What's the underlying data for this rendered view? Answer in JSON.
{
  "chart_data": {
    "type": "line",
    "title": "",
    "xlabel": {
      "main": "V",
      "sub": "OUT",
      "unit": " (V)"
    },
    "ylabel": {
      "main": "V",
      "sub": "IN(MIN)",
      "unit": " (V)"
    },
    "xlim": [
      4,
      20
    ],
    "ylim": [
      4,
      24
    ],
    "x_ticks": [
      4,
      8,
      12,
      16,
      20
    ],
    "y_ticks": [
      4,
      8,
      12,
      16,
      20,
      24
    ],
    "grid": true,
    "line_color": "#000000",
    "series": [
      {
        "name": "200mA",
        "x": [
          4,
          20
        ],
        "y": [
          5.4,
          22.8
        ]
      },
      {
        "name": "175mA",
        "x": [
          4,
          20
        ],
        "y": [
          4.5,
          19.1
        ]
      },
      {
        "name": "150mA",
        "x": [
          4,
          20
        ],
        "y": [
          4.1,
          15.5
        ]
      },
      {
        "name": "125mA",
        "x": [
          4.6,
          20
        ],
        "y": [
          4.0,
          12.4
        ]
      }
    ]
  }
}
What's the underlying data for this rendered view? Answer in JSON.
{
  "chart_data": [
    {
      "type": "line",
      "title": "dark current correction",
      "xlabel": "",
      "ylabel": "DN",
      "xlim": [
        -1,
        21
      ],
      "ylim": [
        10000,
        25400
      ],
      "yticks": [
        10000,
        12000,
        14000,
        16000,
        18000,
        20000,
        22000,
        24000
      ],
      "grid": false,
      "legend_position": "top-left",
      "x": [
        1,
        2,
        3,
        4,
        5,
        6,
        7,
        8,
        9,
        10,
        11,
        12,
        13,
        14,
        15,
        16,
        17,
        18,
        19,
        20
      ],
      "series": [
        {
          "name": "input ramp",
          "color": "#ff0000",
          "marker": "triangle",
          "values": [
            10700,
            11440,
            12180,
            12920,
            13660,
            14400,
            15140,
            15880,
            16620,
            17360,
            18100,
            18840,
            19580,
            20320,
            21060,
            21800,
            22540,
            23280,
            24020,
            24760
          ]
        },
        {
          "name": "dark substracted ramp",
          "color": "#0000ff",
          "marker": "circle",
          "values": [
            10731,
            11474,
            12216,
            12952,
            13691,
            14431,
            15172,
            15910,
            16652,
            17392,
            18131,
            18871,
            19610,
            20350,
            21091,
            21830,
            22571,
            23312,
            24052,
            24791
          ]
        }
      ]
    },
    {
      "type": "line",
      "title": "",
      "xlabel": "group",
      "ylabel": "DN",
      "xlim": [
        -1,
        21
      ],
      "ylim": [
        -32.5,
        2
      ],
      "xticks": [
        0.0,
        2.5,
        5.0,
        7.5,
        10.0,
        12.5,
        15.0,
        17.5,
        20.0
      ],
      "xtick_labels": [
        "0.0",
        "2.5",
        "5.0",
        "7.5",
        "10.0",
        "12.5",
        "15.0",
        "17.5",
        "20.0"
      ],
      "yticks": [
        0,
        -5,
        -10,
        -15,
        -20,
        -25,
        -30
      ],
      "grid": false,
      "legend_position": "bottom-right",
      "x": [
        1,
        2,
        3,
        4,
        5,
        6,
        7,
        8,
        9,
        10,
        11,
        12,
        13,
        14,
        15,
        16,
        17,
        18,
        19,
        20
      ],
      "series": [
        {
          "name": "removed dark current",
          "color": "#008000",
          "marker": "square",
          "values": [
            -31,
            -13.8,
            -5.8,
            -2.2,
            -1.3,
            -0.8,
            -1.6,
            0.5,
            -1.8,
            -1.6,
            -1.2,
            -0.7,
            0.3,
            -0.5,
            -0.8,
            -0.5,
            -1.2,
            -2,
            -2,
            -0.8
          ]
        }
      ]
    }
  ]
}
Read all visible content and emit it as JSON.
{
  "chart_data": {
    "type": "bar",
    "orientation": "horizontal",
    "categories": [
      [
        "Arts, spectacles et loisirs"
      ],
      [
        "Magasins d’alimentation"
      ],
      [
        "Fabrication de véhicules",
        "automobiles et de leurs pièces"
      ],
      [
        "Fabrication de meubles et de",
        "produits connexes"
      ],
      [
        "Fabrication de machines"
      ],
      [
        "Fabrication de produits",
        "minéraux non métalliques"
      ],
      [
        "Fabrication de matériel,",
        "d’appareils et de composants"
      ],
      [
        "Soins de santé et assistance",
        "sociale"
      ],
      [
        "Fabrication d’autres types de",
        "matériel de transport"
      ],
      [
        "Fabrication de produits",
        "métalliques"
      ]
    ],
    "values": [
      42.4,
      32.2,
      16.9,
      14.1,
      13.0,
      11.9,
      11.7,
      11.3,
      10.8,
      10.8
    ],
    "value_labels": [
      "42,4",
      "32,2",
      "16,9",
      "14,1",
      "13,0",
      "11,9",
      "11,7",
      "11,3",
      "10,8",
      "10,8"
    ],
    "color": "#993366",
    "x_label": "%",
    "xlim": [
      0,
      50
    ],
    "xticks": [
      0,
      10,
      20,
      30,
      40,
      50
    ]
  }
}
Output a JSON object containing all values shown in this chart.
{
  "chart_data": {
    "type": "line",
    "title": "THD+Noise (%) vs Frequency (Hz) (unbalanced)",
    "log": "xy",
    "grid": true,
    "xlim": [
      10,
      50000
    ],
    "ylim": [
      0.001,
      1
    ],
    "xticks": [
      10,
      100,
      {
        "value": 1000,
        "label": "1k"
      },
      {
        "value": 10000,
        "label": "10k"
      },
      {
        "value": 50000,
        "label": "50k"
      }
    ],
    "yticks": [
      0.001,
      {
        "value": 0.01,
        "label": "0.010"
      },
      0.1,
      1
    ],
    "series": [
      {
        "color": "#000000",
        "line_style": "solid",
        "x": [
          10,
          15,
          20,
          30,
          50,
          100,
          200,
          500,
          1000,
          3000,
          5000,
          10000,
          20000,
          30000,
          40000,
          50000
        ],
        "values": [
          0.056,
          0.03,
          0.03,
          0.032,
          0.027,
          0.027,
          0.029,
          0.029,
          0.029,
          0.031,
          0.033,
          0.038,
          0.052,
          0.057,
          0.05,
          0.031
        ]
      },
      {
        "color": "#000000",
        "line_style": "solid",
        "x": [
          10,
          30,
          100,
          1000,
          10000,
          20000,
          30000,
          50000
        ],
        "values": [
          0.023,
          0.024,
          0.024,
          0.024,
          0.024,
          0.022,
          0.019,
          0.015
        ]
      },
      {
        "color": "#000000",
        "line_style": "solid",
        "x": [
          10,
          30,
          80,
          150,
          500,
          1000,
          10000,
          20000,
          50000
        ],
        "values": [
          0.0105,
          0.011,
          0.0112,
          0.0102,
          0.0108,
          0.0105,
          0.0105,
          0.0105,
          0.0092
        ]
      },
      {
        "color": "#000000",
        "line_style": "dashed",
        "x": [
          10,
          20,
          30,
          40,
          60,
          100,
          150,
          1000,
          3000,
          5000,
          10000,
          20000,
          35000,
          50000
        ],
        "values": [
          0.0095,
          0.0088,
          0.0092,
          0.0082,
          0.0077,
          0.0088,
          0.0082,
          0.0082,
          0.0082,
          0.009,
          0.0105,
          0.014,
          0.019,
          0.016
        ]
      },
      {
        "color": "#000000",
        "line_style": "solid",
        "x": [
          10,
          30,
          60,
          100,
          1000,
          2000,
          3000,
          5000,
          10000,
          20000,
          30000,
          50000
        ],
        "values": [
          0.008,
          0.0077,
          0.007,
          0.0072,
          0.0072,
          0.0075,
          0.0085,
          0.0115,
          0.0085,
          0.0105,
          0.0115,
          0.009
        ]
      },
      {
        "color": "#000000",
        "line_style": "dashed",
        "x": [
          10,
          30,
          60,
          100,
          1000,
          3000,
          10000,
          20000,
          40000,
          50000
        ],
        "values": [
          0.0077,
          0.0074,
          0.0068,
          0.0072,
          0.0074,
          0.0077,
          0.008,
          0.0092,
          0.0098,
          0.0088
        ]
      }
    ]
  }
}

───

Look through the records and gather every line containing "dark".

      "title": "dark current correction",
          "name": "dark substracted ramp",
          "name": "removed dark current",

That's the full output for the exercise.